* Soal Latihan *
1) Jawab pertanyaan berikut berdasarkan berita tentang tambahan biaya PTSL.
(a) Berapa besar biaya tambahan yang dibenarkan oleh Ketua RT 11?
(b) Berapa RT yang dipanggil untuk rapat sebelum pengukuran?
(c) Berapa biaya yang diatur dalam Peraturan Wali Kota?
2) Ketik ulang bagian berita tentang tambahan biaya PTSL tanpa perubahan. Mulailah pada kata-kata "Meski demikian, ia" dan berhentilah setelah "atas kesepakatan bersama.".

Akui Ada Tambahan Biaya

- Jumat, 8 Februari 2019 | 15:27 WIB

TARAKAN - Terkait dugaan pungutan liar (pungli) yang terjadi pada beberapa RT di Kelurahan Karang Anyar, Kecamatan Tarakan Barat menimbulkan pertanyaan besar di masyarakat terkait pengurusan Pendaftaran Tanah Sistematis Lengkap (PTSL).

Ketua RT 11 Maria Kristina saat ditemui awak media ini membenarkan, adanya tambahan biaya dalam pengukuran tanah tersebut. Ia menerangkan biaya tambahan tersebut sebesar Rp 150 ribu. Penambahan biaya tersebut dimaksudkan untuk biaya operasional petugas selama bekerja.

“Sebelum pengukuran, dipanggil lah kami 10 RT itu untuk rapat. Dan informasi dari kelurahan biaya pengukuran itu Rp 250 ribu untuk disetor ke kelurahan. Kemudian kami 10 RT ini berpikir, untuk operasionalnya ini seperti apa di lapangan. Petugas juga butuh konsumsi. Jadi disepakatilah tambahan Rp 150 ribu itu untuk konsumsi petugas,” ujarnya kemarin, (7/2).

Ia menerangkan, biaya tambahan tersebut dikarenakan pihaknya tidak mengetahui jika biaya yang diatur pada Peraturan Wali Kota (Perwali) sebesar Rp 250 ribu, sudah termasuk biaya operasional. Termasuk konsumsi petugas lapangan. Hal tersebut dikarenakan, petugas kelurahan tidak memberikan informasi detail terhadap penggunaan pembayaran tersebut. Sehingga hal tersebut menimbulkan kekeliruan di beberapa RT.

“Saya ini sebenarnya benar-benar tidak tahu kalau Rp 250 ribu itu sudah biaya semuanya. Instruksinya Rp 250 itu untuk disetor ke kelurahan. Jadi kami pikir bagaimana konsumsi operasional di lapangan, makanya ada kesepakatan uang tambahan Rp 150 ribu itu,” tuturnya.

Meski demikian, ia menerangkan jika sejauh ini kelurahan tidak pernah menginstruksikan untuk meminta pungutan lain di luar Rp 250 ribu. Meski demikian, hal tersebut dilakukan beberapa RT di Kelurahan Karang Anyar dilakukan atas kesepakatan bersama.

* Bagian Data *
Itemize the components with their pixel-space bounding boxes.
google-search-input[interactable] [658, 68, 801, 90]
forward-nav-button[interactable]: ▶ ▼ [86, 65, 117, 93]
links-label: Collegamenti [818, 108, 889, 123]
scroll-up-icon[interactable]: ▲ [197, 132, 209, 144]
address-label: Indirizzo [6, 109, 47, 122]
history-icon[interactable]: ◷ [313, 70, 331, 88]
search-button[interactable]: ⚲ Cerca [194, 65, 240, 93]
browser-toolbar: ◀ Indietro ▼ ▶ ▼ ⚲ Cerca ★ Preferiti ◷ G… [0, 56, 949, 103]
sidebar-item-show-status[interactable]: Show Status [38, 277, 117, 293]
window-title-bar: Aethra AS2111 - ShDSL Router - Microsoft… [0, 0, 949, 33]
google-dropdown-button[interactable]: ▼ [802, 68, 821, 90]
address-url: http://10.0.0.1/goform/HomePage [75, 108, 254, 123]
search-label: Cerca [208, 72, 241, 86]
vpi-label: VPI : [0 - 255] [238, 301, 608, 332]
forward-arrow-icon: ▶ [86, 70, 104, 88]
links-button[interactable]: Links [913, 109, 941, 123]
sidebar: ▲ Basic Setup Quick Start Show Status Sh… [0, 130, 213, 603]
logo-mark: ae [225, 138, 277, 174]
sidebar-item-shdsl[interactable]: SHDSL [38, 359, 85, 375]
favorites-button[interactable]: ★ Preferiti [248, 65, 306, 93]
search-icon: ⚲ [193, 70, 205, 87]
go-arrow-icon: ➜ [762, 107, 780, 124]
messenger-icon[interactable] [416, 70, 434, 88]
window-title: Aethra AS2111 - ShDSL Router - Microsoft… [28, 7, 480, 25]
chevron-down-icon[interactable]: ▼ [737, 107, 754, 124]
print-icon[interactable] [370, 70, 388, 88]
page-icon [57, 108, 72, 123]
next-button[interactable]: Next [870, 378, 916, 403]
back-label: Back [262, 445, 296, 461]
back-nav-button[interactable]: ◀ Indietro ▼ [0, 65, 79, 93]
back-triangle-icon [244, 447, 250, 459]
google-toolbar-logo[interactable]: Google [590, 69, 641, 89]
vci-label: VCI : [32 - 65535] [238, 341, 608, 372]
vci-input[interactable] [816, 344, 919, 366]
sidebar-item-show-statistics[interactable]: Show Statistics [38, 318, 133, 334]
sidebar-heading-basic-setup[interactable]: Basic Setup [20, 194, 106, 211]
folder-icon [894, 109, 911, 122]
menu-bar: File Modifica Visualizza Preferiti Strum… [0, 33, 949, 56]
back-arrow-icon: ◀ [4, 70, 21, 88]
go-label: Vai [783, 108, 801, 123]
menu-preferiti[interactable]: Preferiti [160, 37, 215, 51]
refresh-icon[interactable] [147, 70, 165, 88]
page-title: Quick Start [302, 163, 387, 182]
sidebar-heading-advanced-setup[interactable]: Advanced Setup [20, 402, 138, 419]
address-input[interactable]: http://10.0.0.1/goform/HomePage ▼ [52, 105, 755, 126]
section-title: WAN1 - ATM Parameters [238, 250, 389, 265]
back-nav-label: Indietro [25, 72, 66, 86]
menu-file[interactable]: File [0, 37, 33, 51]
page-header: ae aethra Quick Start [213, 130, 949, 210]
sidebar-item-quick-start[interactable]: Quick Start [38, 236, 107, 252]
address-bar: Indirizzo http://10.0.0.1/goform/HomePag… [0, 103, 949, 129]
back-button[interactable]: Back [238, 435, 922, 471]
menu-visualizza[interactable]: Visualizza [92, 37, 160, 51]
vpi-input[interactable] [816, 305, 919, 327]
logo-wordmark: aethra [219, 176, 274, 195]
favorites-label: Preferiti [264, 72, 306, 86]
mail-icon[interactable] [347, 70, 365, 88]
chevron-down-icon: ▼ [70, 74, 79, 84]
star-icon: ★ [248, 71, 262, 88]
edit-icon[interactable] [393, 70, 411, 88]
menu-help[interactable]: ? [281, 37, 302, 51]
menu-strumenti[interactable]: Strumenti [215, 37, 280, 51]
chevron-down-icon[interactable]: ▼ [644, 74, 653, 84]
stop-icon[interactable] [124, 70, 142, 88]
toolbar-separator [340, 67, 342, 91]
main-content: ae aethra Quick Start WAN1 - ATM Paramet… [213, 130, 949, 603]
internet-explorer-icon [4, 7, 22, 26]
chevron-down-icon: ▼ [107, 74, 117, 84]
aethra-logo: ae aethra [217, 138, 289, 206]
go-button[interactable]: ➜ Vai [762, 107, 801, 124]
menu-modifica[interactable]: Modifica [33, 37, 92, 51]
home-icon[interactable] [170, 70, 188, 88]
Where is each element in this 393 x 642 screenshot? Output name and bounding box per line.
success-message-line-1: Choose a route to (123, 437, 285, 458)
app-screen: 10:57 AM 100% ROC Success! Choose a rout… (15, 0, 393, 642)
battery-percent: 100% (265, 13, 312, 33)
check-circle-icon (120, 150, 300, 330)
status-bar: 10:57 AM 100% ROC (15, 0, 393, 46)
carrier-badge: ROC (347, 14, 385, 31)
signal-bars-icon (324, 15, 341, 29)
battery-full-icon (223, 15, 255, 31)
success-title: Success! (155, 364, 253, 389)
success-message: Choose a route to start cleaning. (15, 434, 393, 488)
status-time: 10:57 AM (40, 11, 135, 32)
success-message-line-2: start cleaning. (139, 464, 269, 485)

* Jawaban Tiap Soal *
1)
(a) Rp 150 ribu.
(b) 10 RT.
(c) Rp 250 ribu.

2)
Meski demikian, ia menerangkan jika sejauh ini kelurahan tidak pernah menginstruksikan untuk meminta pungutan lain di luar Rp 250 ribu. Meski demikian, hal tersebut dilakukan beberapa RT di Kelurahan Karang Anyar dilakukan atas kesepakatan bersama.